Actions to take:
#1 Answer these questions from the article on clandestine laboratories, labeling your answers (a), (b), and (c):
(a) What does the article name as the main use of clandestine labs?
(b) How many users of illicit drugs did the United States have in the 1980s, and how many by the 1990s?
(c) How many laboratories did the DEA seize in 2001, and how many in 2003?
#2 Resume the article on clandestine drug laboratories, picking up right after its final sentence.

Extracted text:

By Tim Hadlock
Firefighters and emergency responders face new dangers every day of their career, but it is the obscured dangers of clandestine laboratories that have become the most dangerous to emergency responders in today’s times. The increase in the number of illegal clandestine laboratories since the 1960s has been dramatic. Clandestine labs are used to produce deadly toxins and improvised explosive devices, but their main use is for the production of illicit drugs. The obscured dangers for firefighters range from hidden chemical and explosive hazards to the inability to recognize a potential clandestine lab before it is too late. These labs can be found anywhere–from a car trunk to a residential apartment to anywhere else imaginable.
INCREASE IN DRUG LABS
Even though clandestine labs have been in use since the 1960s, their numbers have increased rapidly over the past 15 years because of the attractiveness of methamphetamine use in the world. (Scott, 2006, p. 3). The problem of clandestine labs is increasing worldwide. The United States and many European countries have seen the largest increases of clandestine labs. In the United States in the 1980s, users of illicit drugs numbered around 12 million; that number increased to more than 13.5 million by the 1990s. The attraction to methamphetamines has sent these numbers off the charts over the past decade. (Hughart, 2003, p. 1).
Clandestine labs for the production of methamphetamines are usually small in size and can be assembled in any location imaginable. These types of clandestine labs are generally run by drug users to supply themselves with enough material to support their habit. There are larger labs that mass produce methamphetamines for profit and distribution. According to The Drug Enforcement Agency’s (DEA) Intelligence Center in El Paso, Texas, database, the number of these types of laboratories seized by the DEA in 2001 was 8,577 and that number had risen to 9,815 in 2003. These numbers do not take in account the 3,000 to 4,000 partial lab components obtained by the government. Clandestine laboratories exist in every state of the United States and are found in all major cities at an alarming rate. (McCampbell, 2004).

Given entries:
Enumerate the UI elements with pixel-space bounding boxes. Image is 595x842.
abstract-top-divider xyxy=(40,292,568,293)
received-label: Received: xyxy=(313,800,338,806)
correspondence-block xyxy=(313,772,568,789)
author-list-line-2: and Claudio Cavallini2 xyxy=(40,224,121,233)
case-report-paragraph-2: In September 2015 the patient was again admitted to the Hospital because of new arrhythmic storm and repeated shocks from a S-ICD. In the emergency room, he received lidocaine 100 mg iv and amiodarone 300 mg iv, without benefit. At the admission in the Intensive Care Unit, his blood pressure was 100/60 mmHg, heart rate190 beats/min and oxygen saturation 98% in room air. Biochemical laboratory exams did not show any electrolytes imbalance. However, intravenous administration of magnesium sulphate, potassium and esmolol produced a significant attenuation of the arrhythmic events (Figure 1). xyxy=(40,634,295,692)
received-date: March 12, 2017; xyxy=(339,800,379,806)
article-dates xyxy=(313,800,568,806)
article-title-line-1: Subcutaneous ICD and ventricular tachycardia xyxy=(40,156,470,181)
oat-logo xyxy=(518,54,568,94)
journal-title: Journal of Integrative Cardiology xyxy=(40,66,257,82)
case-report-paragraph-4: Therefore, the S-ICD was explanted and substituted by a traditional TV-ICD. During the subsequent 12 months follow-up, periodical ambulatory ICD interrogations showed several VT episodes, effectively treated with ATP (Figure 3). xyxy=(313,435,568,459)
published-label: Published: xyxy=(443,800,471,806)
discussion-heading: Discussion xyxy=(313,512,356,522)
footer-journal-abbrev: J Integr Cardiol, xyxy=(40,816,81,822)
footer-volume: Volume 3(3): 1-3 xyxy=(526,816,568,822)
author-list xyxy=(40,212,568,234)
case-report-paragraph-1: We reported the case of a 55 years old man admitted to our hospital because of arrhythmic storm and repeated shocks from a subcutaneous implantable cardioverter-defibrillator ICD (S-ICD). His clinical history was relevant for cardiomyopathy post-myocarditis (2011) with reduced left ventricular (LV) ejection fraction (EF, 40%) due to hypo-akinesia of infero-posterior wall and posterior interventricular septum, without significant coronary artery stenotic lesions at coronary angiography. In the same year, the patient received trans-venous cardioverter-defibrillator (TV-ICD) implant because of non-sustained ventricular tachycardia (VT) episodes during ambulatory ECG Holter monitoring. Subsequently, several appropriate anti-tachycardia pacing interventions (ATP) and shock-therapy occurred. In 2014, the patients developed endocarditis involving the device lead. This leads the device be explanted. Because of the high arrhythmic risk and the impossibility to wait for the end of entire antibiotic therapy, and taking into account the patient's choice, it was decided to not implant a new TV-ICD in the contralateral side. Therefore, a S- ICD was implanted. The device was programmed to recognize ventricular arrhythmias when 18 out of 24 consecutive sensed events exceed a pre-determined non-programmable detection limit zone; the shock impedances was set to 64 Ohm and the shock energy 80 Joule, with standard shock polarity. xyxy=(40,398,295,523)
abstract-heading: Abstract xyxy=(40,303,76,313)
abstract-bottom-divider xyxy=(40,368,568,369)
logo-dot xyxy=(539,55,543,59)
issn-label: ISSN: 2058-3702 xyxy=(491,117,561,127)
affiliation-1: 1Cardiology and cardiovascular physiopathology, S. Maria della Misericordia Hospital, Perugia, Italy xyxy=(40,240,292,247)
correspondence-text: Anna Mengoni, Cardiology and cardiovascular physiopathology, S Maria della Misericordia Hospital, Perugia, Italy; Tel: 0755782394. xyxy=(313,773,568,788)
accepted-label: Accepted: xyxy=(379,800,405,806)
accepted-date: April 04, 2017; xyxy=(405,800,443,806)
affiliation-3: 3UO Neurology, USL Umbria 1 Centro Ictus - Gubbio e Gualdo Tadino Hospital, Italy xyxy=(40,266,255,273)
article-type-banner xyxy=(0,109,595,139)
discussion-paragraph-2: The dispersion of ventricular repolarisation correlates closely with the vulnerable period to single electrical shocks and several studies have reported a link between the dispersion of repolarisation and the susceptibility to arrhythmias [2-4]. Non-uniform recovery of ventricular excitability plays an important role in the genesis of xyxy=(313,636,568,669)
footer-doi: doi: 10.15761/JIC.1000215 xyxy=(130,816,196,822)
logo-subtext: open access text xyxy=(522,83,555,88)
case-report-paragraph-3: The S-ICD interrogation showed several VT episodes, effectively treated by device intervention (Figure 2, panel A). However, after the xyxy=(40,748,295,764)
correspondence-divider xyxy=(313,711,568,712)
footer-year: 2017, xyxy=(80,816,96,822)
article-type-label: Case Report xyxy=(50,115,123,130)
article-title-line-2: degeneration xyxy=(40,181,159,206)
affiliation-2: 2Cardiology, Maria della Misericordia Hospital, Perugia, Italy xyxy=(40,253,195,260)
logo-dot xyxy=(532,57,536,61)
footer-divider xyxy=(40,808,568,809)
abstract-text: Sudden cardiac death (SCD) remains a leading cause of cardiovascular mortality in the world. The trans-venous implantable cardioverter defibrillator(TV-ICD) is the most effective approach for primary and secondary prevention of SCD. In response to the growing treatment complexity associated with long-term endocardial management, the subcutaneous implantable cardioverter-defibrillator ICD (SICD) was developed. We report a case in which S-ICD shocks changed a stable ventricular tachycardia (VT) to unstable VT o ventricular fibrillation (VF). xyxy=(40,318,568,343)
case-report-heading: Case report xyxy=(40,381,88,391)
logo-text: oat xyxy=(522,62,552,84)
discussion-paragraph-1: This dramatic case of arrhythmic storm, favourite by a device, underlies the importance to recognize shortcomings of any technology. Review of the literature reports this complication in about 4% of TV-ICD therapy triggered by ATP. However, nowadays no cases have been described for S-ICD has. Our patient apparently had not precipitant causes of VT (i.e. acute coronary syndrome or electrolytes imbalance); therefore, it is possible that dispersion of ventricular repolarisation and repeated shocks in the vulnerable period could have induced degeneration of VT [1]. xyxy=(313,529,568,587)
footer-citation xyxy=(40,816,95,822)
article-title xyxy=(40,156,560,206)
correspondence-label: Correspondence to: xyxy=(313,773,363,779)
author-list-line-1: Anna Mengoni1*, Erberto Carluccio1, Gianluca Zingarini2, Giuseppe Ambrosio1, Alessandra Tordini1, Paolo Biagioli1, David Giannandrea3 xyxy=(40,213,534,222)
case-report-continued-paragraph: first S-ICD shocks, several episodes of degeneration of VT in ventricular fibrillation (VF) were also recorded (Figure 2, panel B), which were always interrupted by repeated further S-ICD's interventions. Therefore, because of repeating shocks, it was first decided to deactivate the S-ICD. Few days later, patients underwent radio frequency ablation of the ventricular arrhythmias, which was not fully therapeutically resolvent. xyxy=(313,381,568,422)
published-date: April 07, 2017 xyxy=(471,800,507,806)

Response list:
#1
(a) The production of illicit drugs.
(b) Around 12 million in the 1980s and more than 13.5 million by the 1990s.
(c) 8,577 in 2001 and 9,815 in 2003.

#2
DRUG LAB PRODUCTION
The reason for the increased use of illicit drugs results from the production of four major clandestine drugs: methamphetamines, methylenedioxymethamphetamine (MDMA or Ecstasy), flunitraxepam (Rohypnol), and gammahydroxybutyrate (GI-IB) (Hughart, 2003). Although other illicit drugs are produced in clandestine labs, methamphetamine production accounts for 80 percent to 90 percent of production in U.S. labs. (Scott, 2006, p. 1). Methamphetamines are inexpensive, very addictive, and are relatively simple to produce–reasons that account for the increasing number of clandestine laboratories in the United States. The super-clandestine laboratories that manufacture methamphetamines are located mostly in California and Mexico. These labs are more organized and account for about 80 percent of the production of methamphetamines. The illicit drugs super labs provide are of great concern, of course, but the small labs pose the most significant threat to emergency responders. The small labs account for around 90 percent of the total clandestine laboratories but only 10 percent to 20 percent of the methamphetamine production. The small laboratories are the most dangerous because they are run by unskilled individuals using primitive equipment to produce the illicit drugs. (Scott, 2006, pp. 3-4).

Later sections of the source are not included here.